OBJECTIVE
Can you output the records below exactly as they are written?

SUPPLIED DATA
____
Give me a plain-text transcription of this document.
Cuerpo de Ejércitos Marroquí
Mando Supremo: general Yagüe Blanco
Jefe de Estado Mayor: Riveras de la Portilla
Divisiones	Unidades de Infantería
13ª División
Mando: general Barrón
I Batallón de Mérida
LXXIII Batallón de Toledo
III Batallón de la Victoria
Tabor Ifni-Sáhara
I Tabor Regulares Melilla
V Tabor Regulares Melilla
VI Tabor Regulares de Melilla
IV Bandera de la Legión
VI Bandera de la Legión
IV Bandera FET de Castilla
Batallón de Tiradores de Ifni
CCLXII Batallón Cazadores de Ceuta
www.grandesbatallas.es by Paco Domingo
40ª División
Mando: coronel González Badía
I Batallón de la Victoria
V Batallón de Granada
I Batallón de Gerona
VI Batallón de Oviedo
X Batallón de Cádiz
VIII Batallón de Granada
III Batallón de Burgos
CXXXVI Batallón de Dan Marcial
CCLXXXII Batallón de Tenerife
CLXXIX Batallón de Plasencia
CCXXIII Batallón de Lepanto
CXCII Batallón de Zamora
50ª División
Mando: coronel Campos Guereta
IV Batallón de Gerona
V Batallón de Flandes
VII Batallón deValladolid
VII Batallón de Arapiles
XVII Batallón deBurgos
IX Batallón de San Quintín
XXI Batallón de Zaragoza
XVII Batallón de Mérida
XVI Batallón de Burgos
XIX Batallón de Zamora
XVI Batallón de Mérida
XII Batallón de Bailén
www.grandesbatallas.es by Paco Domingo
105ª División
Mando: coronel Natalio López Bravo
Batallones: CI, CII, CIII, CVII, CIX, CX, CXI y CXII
____
TASK RESPONSE
Give me a plain-text transcription of this document.
Cuerpo de Ejércitos Marroquí
Mando Supremo: general Yagüe Blanco
Jefe de Estado Mayor: Riveras de la Portilla
Divisiones	Unidades de Infantería
13ª División
Mando: general Barrón
I Batallón de Mérida
LXXIII Batallón de Toledo
III Batallón de la Victoria
Tabor Ifni-Sáhara
I Tabor Regulares Melilla
V Tabor Regulares Melilla
VI Tabor Regulares de Melilla
IV Bandera de la Legión
VI Bandera de la Legión
IV Bandera FET de Castilla
Batallón de Tiradores de Ifni
CCLXII Batallón Cazadores de Ceuta
www.grandesbatallas.es by Paco Domingo
40ª División
Mando: coronel González Badía
I Batallón de la Victoria
V Batallón de Granada
I Batallón de Gerona
VI Batallón de Oviedo
X Batallón de Cádiz
VIII Batallón de Granada
III Batallón de Burgos
CXXXVI Batallón de Dan Marcial
CCLXXXII Batallón de Tenerife
CLXXIX Batallón de Plasencia
CCXXIII Batallón de Lepanto
CXCII Batallón de Zamora
50ª División
Mando: coronel Campos Guereta
IV Batallón de Gerona
V Batallón de Flandes
VII Batallón deValladolid
VII Batallón de Arapiles
XVII Batallón deBurgos
IX Batallón de San Quintín
XXI Batallón de Zaragoza
XVII Batallón de Mérida
XVI Batallón de Burgos
XIX Batallón de Zamora
XVI Batallón de Mérida
XII Batallón de Bailén
www.grandesbatallas.es by Paco Domingo
105ª División
Mando: coronel Natalio López Bravo
Batallones: CI, CII, CIII, CVII, CIX, CX, CXI y CXII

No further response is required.